=== Task to complete ===
Pictures appear in the records below; write out everything else exactly.

Stored dataset items
## Begin

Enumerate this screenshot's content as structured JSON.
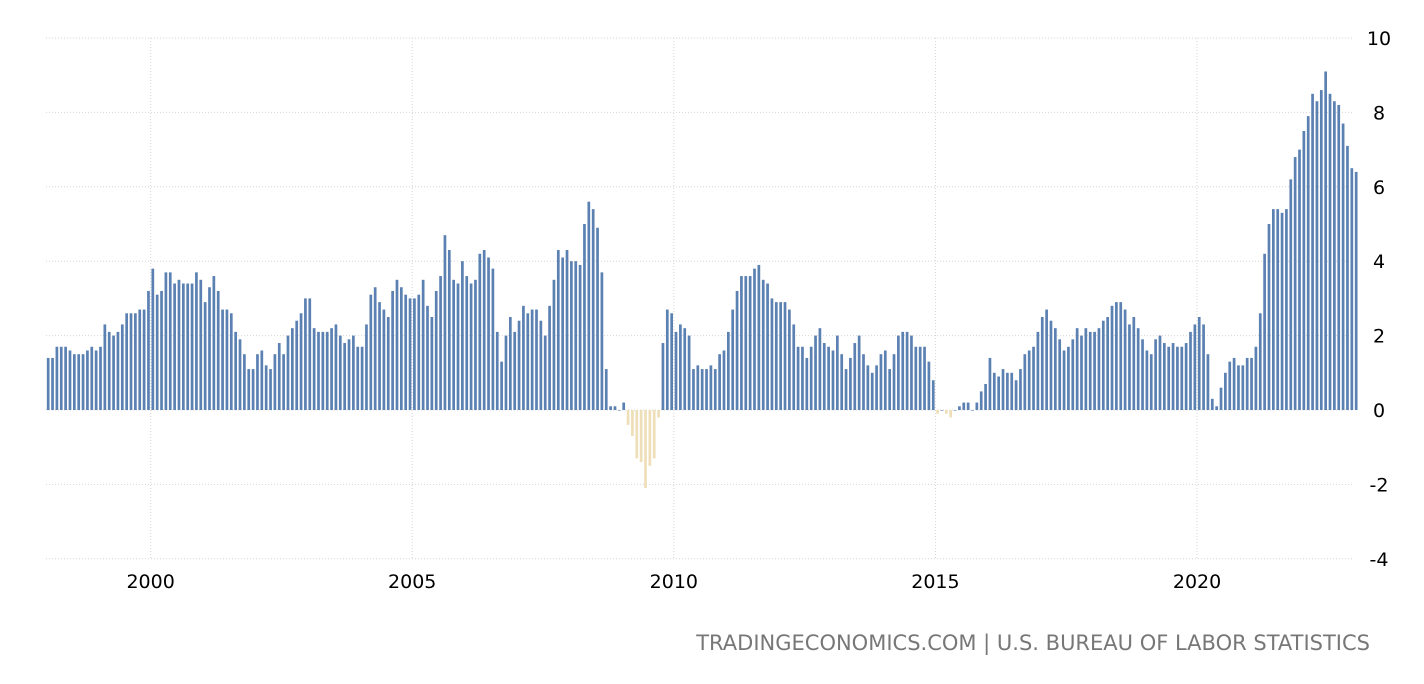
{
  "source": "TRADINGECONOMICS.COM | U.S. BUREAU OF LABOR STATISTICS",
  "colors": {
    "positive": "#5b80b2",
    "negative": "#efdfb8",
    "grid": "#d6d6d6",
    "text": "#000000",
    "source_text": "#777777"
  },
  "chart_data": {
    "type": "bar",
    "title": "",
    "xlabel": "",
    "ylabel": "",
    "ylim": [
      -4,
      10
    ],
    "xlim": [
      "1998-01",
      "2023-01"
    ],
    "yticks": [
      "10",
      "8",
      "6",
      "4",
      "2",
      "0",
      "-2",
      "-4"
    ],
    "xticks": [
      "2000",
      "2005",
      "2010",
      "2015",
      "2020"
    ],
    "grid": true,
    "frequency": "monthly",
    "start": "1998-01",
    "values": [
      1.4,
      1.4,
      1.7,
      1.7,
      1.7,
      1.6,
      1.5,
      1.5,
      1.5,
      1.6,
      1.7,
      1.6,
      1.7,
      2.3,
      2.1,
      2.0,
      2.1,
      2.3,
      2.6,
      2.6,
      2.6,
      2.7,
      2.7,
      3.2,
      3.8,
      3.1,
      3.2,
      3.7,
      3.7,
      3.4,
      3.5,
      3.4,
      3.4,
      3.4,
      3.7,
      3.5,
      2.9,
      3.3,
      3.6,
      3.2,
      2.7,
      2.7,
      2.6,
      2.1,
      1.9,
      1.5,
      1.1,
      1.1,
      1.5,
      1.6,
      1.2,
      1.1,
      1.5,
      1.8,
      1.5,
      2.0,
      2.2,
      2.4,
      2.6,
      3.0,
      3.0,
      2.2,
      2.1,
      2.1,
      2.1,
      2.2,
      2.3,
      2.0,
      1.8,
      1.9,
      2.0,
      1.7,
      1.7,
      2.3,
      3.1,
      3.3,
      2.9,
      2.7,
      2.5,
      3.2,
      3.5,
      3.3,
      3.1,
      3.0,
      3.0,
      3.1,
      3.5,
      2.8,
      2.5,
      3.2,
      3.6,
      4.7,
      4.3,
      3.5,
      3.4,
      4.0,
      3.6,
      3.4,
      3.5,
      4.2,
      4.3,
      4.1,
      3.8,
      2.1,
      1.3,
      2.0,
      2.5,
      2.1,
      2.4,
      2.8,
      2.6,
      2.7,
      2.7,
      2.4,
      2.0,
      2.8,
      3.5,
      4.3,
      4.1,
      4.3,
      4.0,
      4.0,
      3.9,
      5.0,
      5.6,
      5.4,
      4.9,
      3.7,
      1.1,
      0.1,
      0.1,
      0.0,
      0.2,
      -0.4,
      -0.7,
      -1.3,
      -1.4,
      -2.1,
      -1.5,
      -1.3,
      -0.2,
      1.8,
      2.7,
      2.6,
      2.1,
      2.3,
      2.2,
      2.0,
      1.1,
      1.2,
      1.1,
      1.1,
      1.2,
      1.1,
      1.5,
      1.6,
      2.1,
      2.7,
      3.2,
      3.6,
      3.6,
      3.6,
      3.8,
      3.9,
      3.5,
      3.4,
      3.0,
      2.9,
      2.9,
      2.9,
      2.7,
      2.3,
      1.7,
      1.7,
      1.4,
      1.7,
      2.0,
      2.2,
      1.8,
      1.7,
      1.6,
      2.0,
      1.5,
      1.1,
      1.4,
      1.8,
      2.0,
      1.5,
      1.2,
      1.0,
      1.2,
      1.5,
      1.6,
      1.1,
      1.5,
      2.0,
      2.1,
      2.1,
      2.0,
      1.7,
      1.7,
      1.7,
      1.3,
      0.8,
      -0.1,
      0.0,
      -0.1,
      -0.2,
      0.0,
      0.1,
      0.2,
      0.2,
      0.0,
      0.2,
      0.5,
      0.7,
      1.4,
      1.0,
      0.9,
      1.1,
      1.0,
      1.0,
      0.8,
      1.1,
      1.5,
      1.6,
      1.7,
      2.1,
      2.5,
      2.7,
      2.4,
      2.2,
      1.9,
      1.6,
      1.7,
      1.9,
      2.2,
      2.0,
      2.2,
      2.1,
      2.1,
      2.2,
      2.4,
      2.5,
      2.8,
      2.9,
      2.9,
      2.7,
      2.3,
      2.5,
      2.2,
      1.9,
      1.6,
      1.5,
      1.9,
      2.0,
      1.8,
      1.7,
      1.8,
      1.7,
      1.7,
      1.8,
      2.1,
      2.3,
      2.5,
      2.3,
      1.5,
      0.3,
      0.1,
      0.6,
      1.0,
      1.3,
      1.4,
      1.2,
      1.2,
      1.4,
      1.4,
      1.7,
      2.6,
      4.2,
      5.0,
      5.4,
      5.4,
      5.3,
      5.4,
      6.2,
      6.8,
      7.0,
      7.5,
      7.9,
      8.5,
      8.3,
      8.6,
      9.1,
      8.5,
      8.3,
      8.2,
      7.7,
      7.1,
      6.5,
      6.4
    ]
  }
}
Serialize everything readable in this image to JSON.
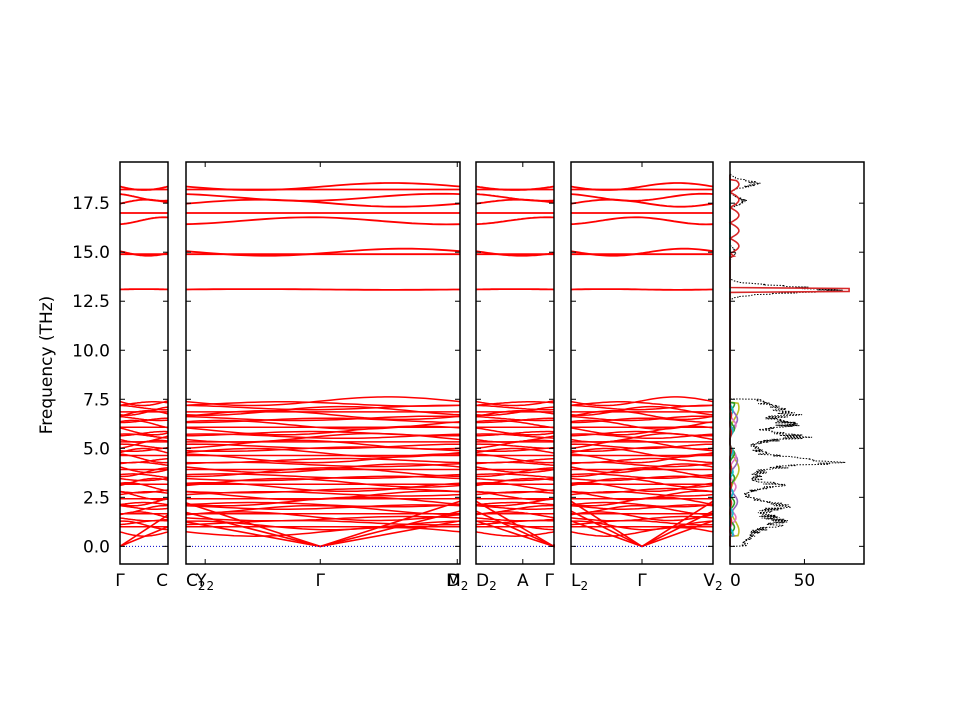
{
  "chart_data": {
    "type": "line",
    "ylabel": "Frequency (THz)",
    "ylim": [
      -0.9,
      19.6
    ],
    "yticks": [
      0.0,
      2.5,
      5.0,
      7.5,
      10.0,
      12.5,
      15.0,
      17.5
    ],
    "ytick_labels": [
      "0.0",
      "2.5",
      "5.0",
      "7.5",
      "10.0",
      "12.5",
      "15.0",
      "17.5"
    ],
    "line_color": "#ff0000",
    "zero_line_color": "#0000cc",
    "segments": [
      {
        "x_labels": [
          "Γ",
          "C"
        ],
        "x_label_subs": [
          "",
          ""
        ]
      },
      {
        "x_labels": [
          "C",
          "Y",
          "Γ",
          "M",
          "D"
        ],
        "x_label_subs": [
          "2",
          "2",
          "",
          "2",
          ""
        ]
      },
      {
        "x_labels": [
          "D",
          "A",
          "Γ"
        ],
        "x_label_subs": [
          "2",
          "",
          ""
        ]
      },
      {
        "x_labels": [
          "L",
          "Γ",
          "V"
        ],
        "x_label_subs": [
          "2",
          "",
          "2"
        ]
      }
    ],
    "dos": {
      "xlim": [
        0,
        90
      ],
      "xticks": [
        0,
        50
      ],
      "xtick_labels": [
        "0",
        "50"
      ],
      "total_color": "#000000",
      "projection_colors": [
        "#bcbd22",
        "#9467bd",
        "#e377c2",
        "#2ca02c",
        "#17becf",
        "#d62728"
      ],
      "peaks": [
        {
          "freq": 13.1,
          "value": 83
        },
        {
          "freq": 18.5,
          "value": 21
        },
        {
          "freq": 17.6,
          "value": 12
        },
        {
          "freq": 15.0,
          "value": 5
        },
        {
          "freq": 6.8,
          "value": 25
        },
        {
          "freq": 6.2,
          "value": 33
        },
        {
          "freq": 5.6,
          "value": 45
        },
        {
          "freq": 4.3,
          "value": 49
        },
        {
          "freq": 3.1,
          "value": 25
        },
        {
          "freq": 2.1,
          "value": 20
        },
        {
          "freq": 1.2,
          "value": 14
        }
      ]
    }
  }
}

## End

=== Finished task ===
Enumerate this screenshot's content as structured JSON.
{
  "source": "TRADINGECONOMICS.COM | U.S. BUREAU OF LABOR STATISTICS",
  "colors": {
    "positive": "#5b80b2",
    "negative": "#efdfb8",
    "grid": "#d6d6d6",
    "text": "#000000",
    "source_text": "#777777"
  },
  "chart_data": {
    "type": "bar",
    "title": "",
    "xlabel": "",
    "ylabel": "",
    "ylim": [
      -4,
      10
    ],
    "xlim": [
      "1998-01",
      "2023-01"
    ],
    "yticks": [
      "10",
      "8",
      "6",
      "4",
      "2",
      "0",
      "-2",
      "-4"
    ],
    "xticks": [
      "2000",
      "2005",
      "2010",
      "2015",
      "2020"
    ],
    "grid": true,
    "frequency": "monthly",
    "start": "1998-01",
    "values": [
      1.4,
      1.4,
      1.7,
      1.7,
      1.7,
      1.6,
      1.5,
      1.5,
      1.5,
      1.6,
      1.7,
      1.6,
      1.7,
      2.3,
      2.1,
      2.0,
      2.1,
      2.3,
      2.6,
      2.6,
      2.6,
      2.7,
      2.7,
      3.2,
      3.8,
      3.1,
      3.2,
      3.7,
      3.7,
      3.4,
      3.5,
      3.4,
      3.4,
      3.4,
      3.7,
      3.5,
      2.9,
      3.3,
      3.6,
      3.2,
      2.7,
      2.7,
      2.6,
      2.1,
      1.9,
      1.5,
      1.1,
      1.1,
      1.5,
      1.6,
      1.2,
      1.1,
      1.5,
      1.8,
      1.5,
      2.0,
      2.2,
      2.4,
      2.6,
      3.0,
      3.0,
      2.2,
      2.1,
      2.1,
      2.1,
      2.2,
      2.3,
      2.0,
      1.8,
      1.9,
      2.0,
      1.7,
      1.7,
      2.3,
      3.1,
      3.3,
      2.9,
      2.7,
      2.5,
      3.2,
      3.5,
      3.3,
      3.1,
      3.0,
      3.0,
      3.1,
      3.5,
      2.8,
      2.5,
      3.2,
      3.6,
      4.7,
      4.3,
      3.5,
      3.4,
      4.0,
      3.6,
      3.4,
      3.5,
      4.2,
      4.3,
      4.1,
      3.8,
      2.1,
      1.3,
      2.0,
      2.5,
      2.1,
      2.4,
      2.8,
      2.6,
      2.7,
      2.7,
      2.4,
      2.0,
      2.8,
      3.5,
      4.3,
      4.1,
      4.3,
      4.0,
      4.0,
      3.9,
      5.0,
      5.6,
      5.4,
      4.9,
      3.7,
      1.1,
      0.1,
      0.1,
      0.0,
      0.2,
      -0.4,
      -0.7,
      -1.3,
      -1.4,
      -2.1,
      -1.5,
      -1.3,
      -0.2,
      1.8,
      2.7,
      2.6,
      2.1,
      2.3,
      2.2,
      2.0,
      1.1,
      1.2,
      1.1,
      1.1,
      1.2,
      1.1,
      1.5,
      1.6,
      2.1,
      2.7,
      3.2,
      3.6,
      3.6,
      3.6,
      3.8,
      3.9,
      3.5,
      3.4,
      3.0,
      2.9,
      2.9,
      2.9,
      2.7,
      2.3,
      1.7,
      1.7,
      1.4,
      1.7,
      2.0,
      2.2,
      1.8,
      1.7,
      1.6,
      2.0,
      1.5,
      1.1,
      1.4,
      1.8,
      2.0,
      1.5,
      1.2,
      1.0,
      1.2,
      1.5,
      1.6,
      1.1,
      1.5,
      2.0,
      2.1,
      2.1,
      2.0,
      1.7,
      1.7,
      1.7,
      1.3,
      0.8,
      -0.1,
      0.0,
      -0.1,
      -0.2,
      0.0,
      0.1,
      0.2,
      0.2,
      0.0,
      0.2,
      0.5,
      0.7,
      1.4,
      1.0,
      0.9,
      1.1,
      1.0,
      1.0,
      0.8,
      1.1,
      1.5,
      1.6,
      1.7,
      2.1,
      2.5,
      2.7,
      2.4,
      2.2,
      1.9,
      1.6,
      1.7,
      1.9,
      2.2,
      2.0,
      2.2,
      2.1,
      2.1,
      2.2,
      2.4,
      2.5,
      2.8,
      2.9,
      2.9,
      2.7,
      2.3,
      2.5,
      2.2,
      1.9,
      1.6,
      1.5,
      1.9,
      2.0,
      1.8,
      1.7,
      1.8,
      1.7,
      1.7,
      1.8,
      2.1,
      2.3,
      2.5,
      2.3,
      1.5,
      0.3,
      0.1,
      0.6,
      1.0,
      1.3,
      1.4,
      1.2,
      1.2,
      1.4,
      1.4,
      1.7,
      2.6,
      4.2,
      5.0,
      5.4,
      5.4,
      5.3,
      5.4,
      6.2,
      6.8,
      7.0,
      7.5,
      7.9,
      8.5,
      8.3,
      8.6,
      9.1,
      8.5,
      8.3,
      8.2,
      7.7,
      7.1,
      6.5,
      6.4
    ]
  }
}
Serialize everything readable in this image to JSON.
{
  "chart_data": {
    "type": "line",
    "ylabel": "Frequency (THz)",
    "ylim": [
      -0.9,
      19.6
    ],
    "yticks": [
      0.0,
      2.5,
      5.0,
      7.5,
      10.0,
      12.5,
      15.0,
      17.5
    ],
    "ytick_labels": [
      "0.0",
      "2.5",
      "5.0",
      "7.5",
      "10.0",
      "12.5",
      "15.0",
      "17.5"
    ],
    "line_color": "#ff0000",
    "zero_line_color": "#0000cc",
    "segments": [
      {
        "x_labels": [
          "Γ",
          "C"
        ],
        "x_label_subs": [
          "",
          ""
        ]
      },
      {
        "x_labels": [
          "C",
          "Y",
          "Γ",
          "M",
          "D"
        ],
        "x_label_subs": [
          "2",
          "2",
          "",
          "2",
          ""
        ]
      },
      {
        "x_labels": [
          "D",
          "A",
          "Γ"
        ],
        "x_label_subs": [
          "2",
          "",
          ""
        ]
      },
      {
        "x_labels": [
          "L",
          "Γ",
          "V"
        ],
        "x_label_subs": [
          "2",
          "",
          "2"
        ]
      }
    ],
    "dos": {
      "xlim": [
        0,
        90
      ],
      "xticks": [
        0,
        50
      ],
      "xtick_labels": [
        "0",
        "50"
      ],
      "total_color": "#000000",
      "projection_colors": [
        "#bcbd22",
        "#9467bd",
        "#e377c2",
        "#2ca02c",
        "#17becf",
        "#d62728"
      ],
      "peaks": [
        {
          "freq": 13.1,
          "value": 83
        },
        {
          "freq": 18.5,
          "value": 21
        },
        {
          "freq": 17.6,
          "value": 12
        },
        {
          "freq": 15.0,
          "value": 5
        },
        {
          "freq": 6.8,
          "value": 25
        },
        {
          "freq": 6.2,
          "value": 33
        },
        {
          "freq": 5.6,
          "value": 45
        },
        {
          "freq": 4.3,
          "value": 49
        },
        {
          "freq": 3.1,
          "value": 25
        },
        {
          "freq": 2.1,
          "value": 20
        },
        {
          "freq": 1.2,
          "value": 14
        }
      ]
    }
  }
}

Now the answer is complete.